WRITTEN REQUEST -> Each line containing the word "James" must be collected.

"""

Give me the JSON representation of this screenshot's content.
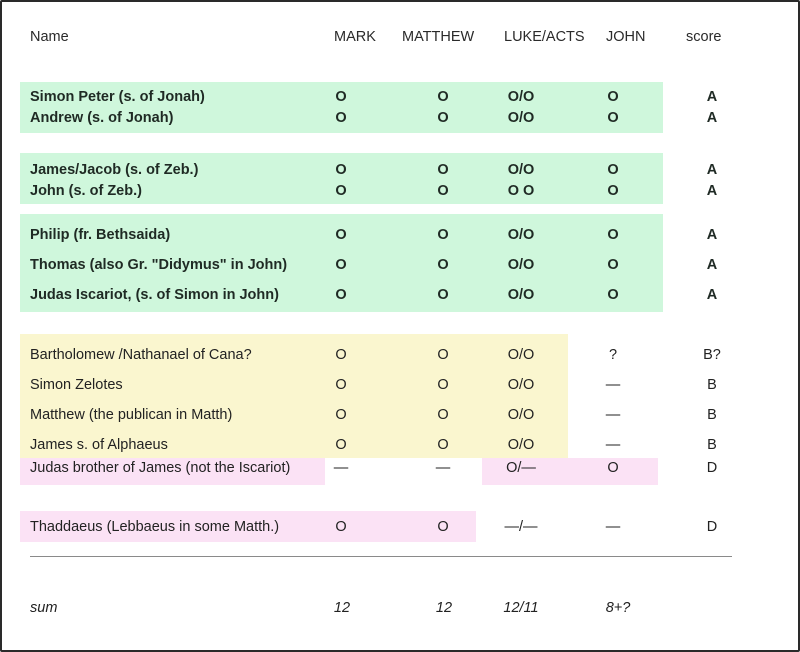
{
  "colors": {
    "green": "#cff7dc",
    "yellow": "#faf6cf",
    "pink": "#fbe2f5"
  },
  "headers": {
    "name": "Name",
    "mark": "MARK",
    "matthew": "MATTHEW",
    "luke": "LUKE/ACTS",
    "john": "JOHN",
    "score": "score"
  },
  "rows": [
    {
      "name": "Simon Peter (s. of Jonah)",
      "mark": "O",
      "matthew": "O",
      "luke": "O/O",
      "john": "O",
      "score": "A"
    },
    {
      "name": "Andrew (s. of Jonah)",
      "mark": "O",
      "matthew": "O",
      "luke": "O/O",
      "john": "O",
      "score": "A"
    },
    {
      "name": "James/Jacob (s. of Zeb.)",
      "mark": "O",
      "matthew": "O",
      "luke": "O/O",
      "john": "O",
      "score": "A"
    },
    {
      "name": "John (s. of Zeb.)",
      "mark": "O",
      "matthew": "O",
      "luke": "O O",
      "john": "O",
      "score": "A"
    },
    {
      "name": "Philip (fr. Bethsaida)",
      "mark": "O",
      "matthew": "O",
      "luke": "O/O",
      "john": "O",
      "score": "A"
    },
    {
      "name": "Thomas (also Gr. \"Didymus\" in John)",
      "mark": "O",
      "matthew": "O",
      "luke": "O/O",
      "john": "O",
      "score": "A"
    },
    {
      "name": "Judas Iscariot, (s. of Simon in John)",
      "mark": "O",
      "matthew": "O",
      "luke": "O/O",
      "john": "O",
      "score": "A"
    },
    {
      "name": "Bartholomew /Nathanael of Cana?",
      "mark": "O",
      "matthew": "O",
      "luke": "O/O",
      "john": "?",
      "score": "B?"
    },
    {
      "name": "Simon Zelotes",
      "mark": "O",
      "matthew": "O",
      "luke": "O/O",
      "john": "—",
      "score": "B"
    },
    {
      "name": "Matthew  (the publican in Matth)",
      "mark": "O",
      "matthew": "O",
      "luke": "O/O",
      "john": "—",
      "score": "B"
    },
    {
      "name": "James s. of Alphaeus",
      "mark": "O",
      "matthew": "O",
      "luke": "O/O",
      "john": "—",
      "score": "B"
    },
    {
      "name": "Judas brother of James (not the Iscariot)",
      "mark": "—",
      "matthew": "—",
      "luke": "O/—",
      "john": "O",
      "score": "D"
    },
    {
      "name": "Thaddaeus (Lebbaeus in some Matth.)",
      "mark": "O",
      "matthew": "O",
      "luke": "—/—",
      "john": "—",
      "score": "D"
    }
  ],
  "sum": {
    "label": "sum",
    "mark": "12",
    "matthew": "12",
    "luke": "12/11",
    "john": "8+?"
  }
}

"""

SOLUTION TO THIS TASK ->
      "name": "James/Jacob (s. of Zeb.)",
      "name": "James s. of Alphaeus",
      "name": "Judas brother of James (not the Iscariot)",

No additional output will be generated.